>> START Given data

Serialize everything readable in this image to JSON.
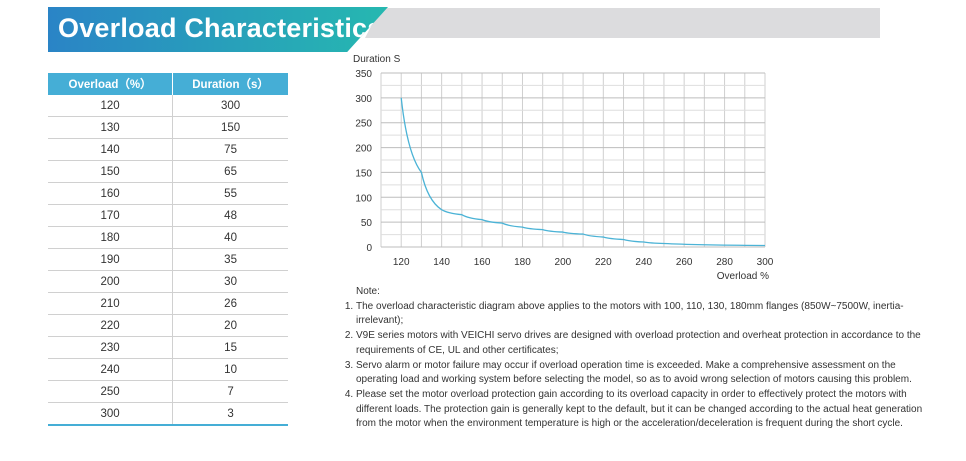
{
  "title": "Overload Characteristics",
  "table": {
    "headers": [
      "Overload（%）",
      "Duration（s）"
    ],
    "rows": [
      [
        "120",
        "300"
      ],
      [
        "130",
        "150"
      ],
      [
        "140",
        "75"
      ],
      [
        "150",
        "65"
      ],
      [
        "160",
        "55"
      ],
      [
        "170",
        "48"
      ],
      [
        "180",
        "40"
      ],
      [
        "190",
        "35"
      ],
      [
        "200",
        "30"
      ],
      [
        "210",
        "26"
      ],
      [
        "220",
        "20"
      ],
      [
        "230",
        "15"
      ],
      [
        "240",
        "10"
      ],
      [
        "250",
        "7"
      ],
      [
        "300",
        "3"
      ]
    ]
  },
  "chart_data": {
    "type": "line",
    "title": "",
    "ylabel": "Duration S",
    "xlabel": "Overload %",
    "x": [
      120,
      130,
      140,
      150,
      160,
      170,
      180,
      190,
      200,
      210,
      220,
      230,
      240,
      250,
      300
    ],
    "series": [
      {
        "name": "Duration",
        "values": [
          300,
          150,
          75,
          65,
          55,
          48,
          40,
          35,
          30,
          26,
          20,
          15,
          10,
          7,
          3
        ]
      }
    ],
    "xlim": [
      110,
      300
    ],
    "ylim": [
      0,
      350
    ],
    "xticks": [
      120,
      140,
      160,
      180,
      200,
      220,
      240,
      260,
      280,
      300
    ],
    "yticks": [
      0,
      50,
      100,
      150,
      200,
      250,
      300,
      350
    ],
    "grid": true,
    "color": "#4bb3d6"
  },
  "notes": {
    "heading": "Note:",
    "items": [
      "The overload characteristic diagram above applies to the motors with 100, 110, 130, 180mm flanges (850W~7500W, inertia-irrelevant);",
      "V9E series motors with VEICHI servo drives are designed with overload protection and overheat protection in accordance to the requirements of CE, UL and other certificates;",
      "Servo alarm or motor failure may occur if overload operation time is exceeded. Make a comprehensive assessment on the operating load and working system before selecting the model, so as to avoid wrong selection of motors causing this problem.",
      "Please set the motor overload protection gain according to its overload capacity in order to effectively protect the motors with different loads. The protection gain is generally kept to the default, but it can be changed according to the actual heat generation from the motor when the environment temperature is high or the acceleration/deceleration is frequent during the short cycle."
    ]
  }
}
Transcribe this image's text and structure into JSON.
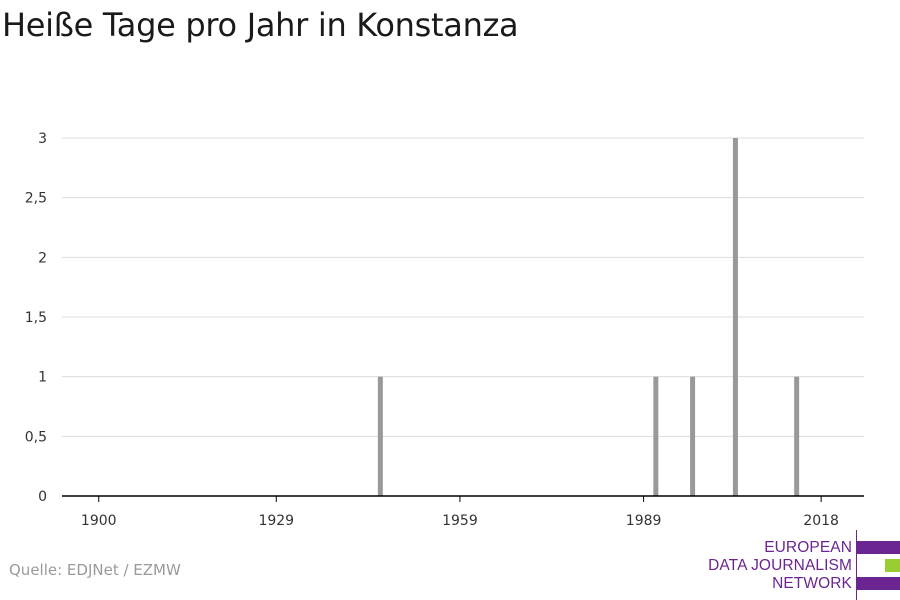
{
  "chart_data": {
    "type": "bar",
    "title": "Heiße Tage pro Jahr in Konstanza",
    "xlabel": "",
    "ylabel": "",
    "x": [
      1946,
      1991,
      1997,
      2004,
      2014
    ],
    "values": [
      1,
      1,
      1,
      3,
      1
    ],
    "xlim": [
      1894,
      2025
    ],
    "ylim": [
      0,
      3
    ],
    "yticks": [
      0,
      0.5,
      1,
      1.5,
      2,
      2.5,
      3
    ],
    "ytick_labels": [
      "0",
      "0,5",
      "1",
      "1,5",
      "2",
      "2,5",
      "3"
    ],
    "xticks": [
      1900,
      1929,
      1959,
      1989,
      2018
    ],
    "xtick_labels": [
      "1900",
      "1929",
      "1959",
      "1989",
      "2018"
    ],
    "grid": true,
    "bar_color": "#999999",
    "grid_color": "#dddddd",
    "axis_color": "#000000"
  },
  "source": "Quelle: EDJNet / EZMW",
  "logo": {
    "lines": [
      "EUROPEAN",
      "DATA JOURNALISM",
      "NETWORK"
    ],
    "colors": {
      "text": "#6a2590",
      "primary": "#6a2590",
      "accent": "#9acd32"
    }
  }
}
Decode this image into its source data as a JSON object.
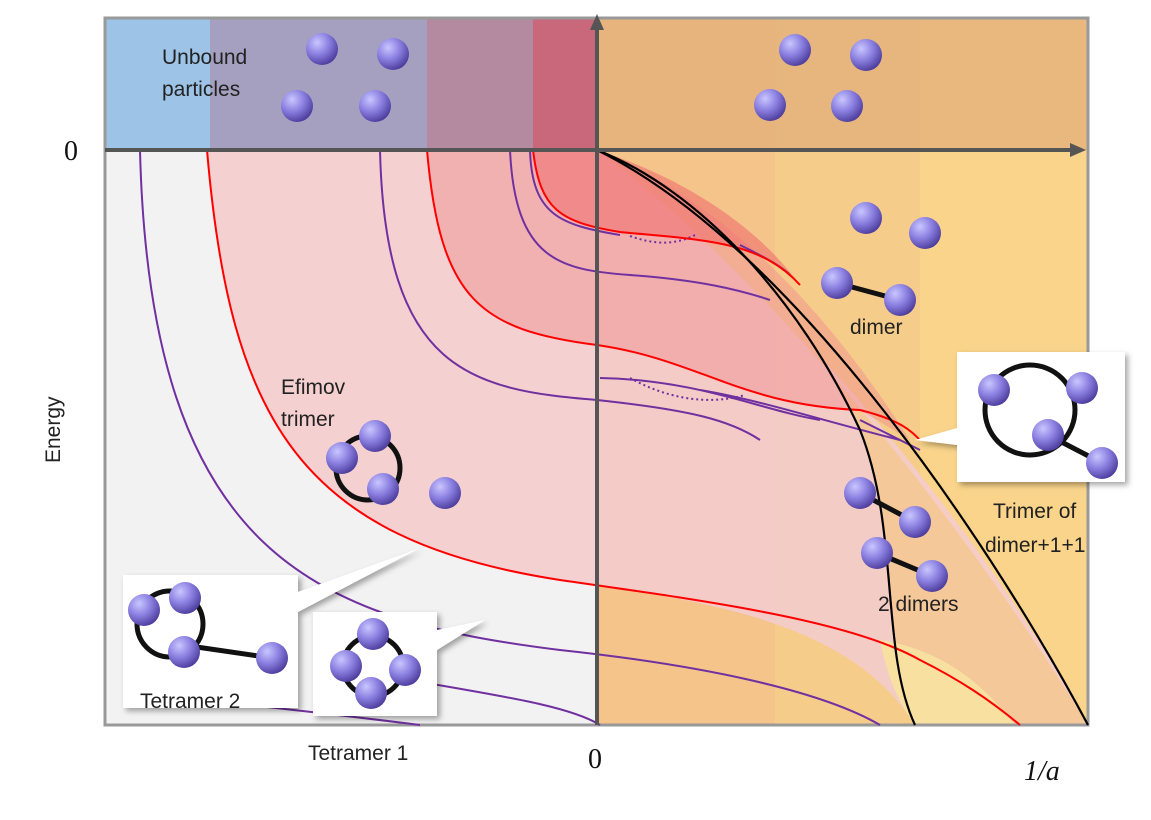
{
  "axes": {
    "y_zero": "0",
    "x_zero": "0",
    "y_label": "Energy",
    "x_label": "1/a"
  },
  "regions": {
    "unbound_particles": [
      "Unbound",
      "particles"
    ],
    "efimov_trimer": [
      "Efimov",
      "trimer"
    ],
    "dimer": "dimer",
    "trimer_of_dimer": [
      "Trimer of",
      "dimer+1+1"
    ],
    "two_dimers": "2 dimers"
  },
  "callouts": {
    "tetramer_2": "Tetramer 2",
    "tetramer_1": "Tetramer 1"
  }
}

>> END Given data

Task goal -
Quote each line of the listing exactly, but leave the pictures out.

Task result -
Serialize everything readable in this image to JSON.
{
  "title": "Overload Characteristics",
  "table": {
    "headers": [
      "Overload（%）",
      "Duration（s）"
    ],
    "rows": [
      [
        "120",
        "300"
      ],
      [
        "130",
        "150"
      ],
      [
        "140",
        "75"
      ],
      [
        "150",
        "65"
      ],
      [
        "160",
        "55"
      ],
      [
        "170",
        "48"
      ],
      [
        "180",
        "40"
      ],
      [
        "190",
        "35"
      ],
      [
        "200",
        "30"
      ],
      [
        "210",
        "26"
      ],
      [
        "220",
        "20"
      ],
      [
        "230",
        "15"
      ],
      [
        "240",
        "10"
      ],
      [
        "250",
        "7"
      ],
      [
        "300",
        "3"
      ]
    ]
  },
  "chart_data": {
    "type": "line",
    "title": "",
    "ylabel": "Duration S",
    "xlabel": "Overload %",
    "x": [
      120,
      130,
      140,
      150,
      160,
      170,
      180,
      190,
      200,
      210,
      220,
      230,
      240,
      250,
      300
    ],
    "series": [
      {
        "name": "Duration",
        "values": [
          300,
          150,
          75,
          65,
          55,
          48,
          40,
          35,
          30,
          26,
          20,
          15,
          10,
          7,
          3
        ]
      }
    ],
    "xlim": [
      110,
      300
    ],
    "ylim": [
      0,
      350
    ],
    "xticks": [
      120,
      140,
      160,
      180,
      200,
      220,
      240,
      260,
      280,
      300
    ],
    "yticks": [
      0,
      50,
      100,
      150,
      200,
      250,
      300,
      350
    ],
    "grid": true,
    "color": "#4bb3d6"
  },
  "notes": {
    "heading": "Note:",
    "items": [
      "The overload characteristic diagram above applies to the motors with 100, 110, 130, 180mm flanges (850W~7500W, inertia-irrelevant);",
      "V9E series motors with VEICHI servo drives are designed with overload protection and overheat protection in accordance to the requirements of CE, UL and other certificates;",
      "Servo alarm or motor failure may occur if overload operation time is exceeded. Make a comprehensive assessment on the operating load and working system before selecting the model, so as to avoid wrong selection of motors causing this problem.",
      "Please set the motor overload protection gain according to its overload capacity in order to effectively protect the motors with different loads. The protection gain is generally kept to the default, but it can be changed according to the actual heat generation from the motor when the environment temperature is high or the acceleration/deceleration is frequent during the short cycle."
    ]
  }
}
Transcribe this image's text and structure into JSON.
{
  "chart_data": {
    "type": "bar",
    "title": "Heiße Tage pro Jahr in Konstanza",
    "xlabel": "",
    "ylabel": "",
    "x": [
      1946,
      1991,
      1997,
      2004,
      2014
    ],
    "values": [
      1,
      1,
      1,
      3,
      1
    ],
    "xlim": [
      1894,
      2025
    ],
    "ylim": [
      0,
      3
    ],
    "yticks": [
      0,
      0.5,
      1,
      1.5,
      2,
      2.5,
      3
    ],
    "ytick_labels": [
      "0",
      "0,5",
      "1",
      "1,5",
      "2",
      "2,5",
      "3"
    ],
    "xticks": [
      1900,
      1929,
      1959,
      1989,
      2018
    ],
    "xtick_labels": [
      "1900",
      "1929",
      "1959",
      "1989",
      "2018"
    ],
    "grid": true,
    "bar_color": "#999999",
    "grid_color": "#dddddd",
    "axis_color": "#000000"
  },
  "source": "Quelle: EDJNet / EZMW",
  "logo": {
    "lines": [
      "EUROPEAN",
      "DATA JOURNALISM",
      "NETWORK"
    ],
    "colors": {
      "text": "#6a2590",
      "primary": "#6a2590",
      "accent": "#9acd32"
    }
  }
}
Decode this image into its source data as a JSON object.
{
  "axes": {
    "y_zero": "0",
    "x_zero": "0",
    "y_label": "Energy",
    "x_label": "1/a"
  },
  "regions": {
    "unbound_particles": [
      "Unbound",
      "particles"
    ],
    "efimov_trimer": [
      "Efimov",
      "trimer"
    ],
    "dimer": "dimer",
    "trimer_of_dimer": [
      "Trimer of",
      "dimer+1+1"
    ],
    "two_dimers": "2 dimers"
  },
  "callouts": {
    "tetramer_2": "Tetramer 2",
    "tetramer_1": "Tetramer 1"
  }
}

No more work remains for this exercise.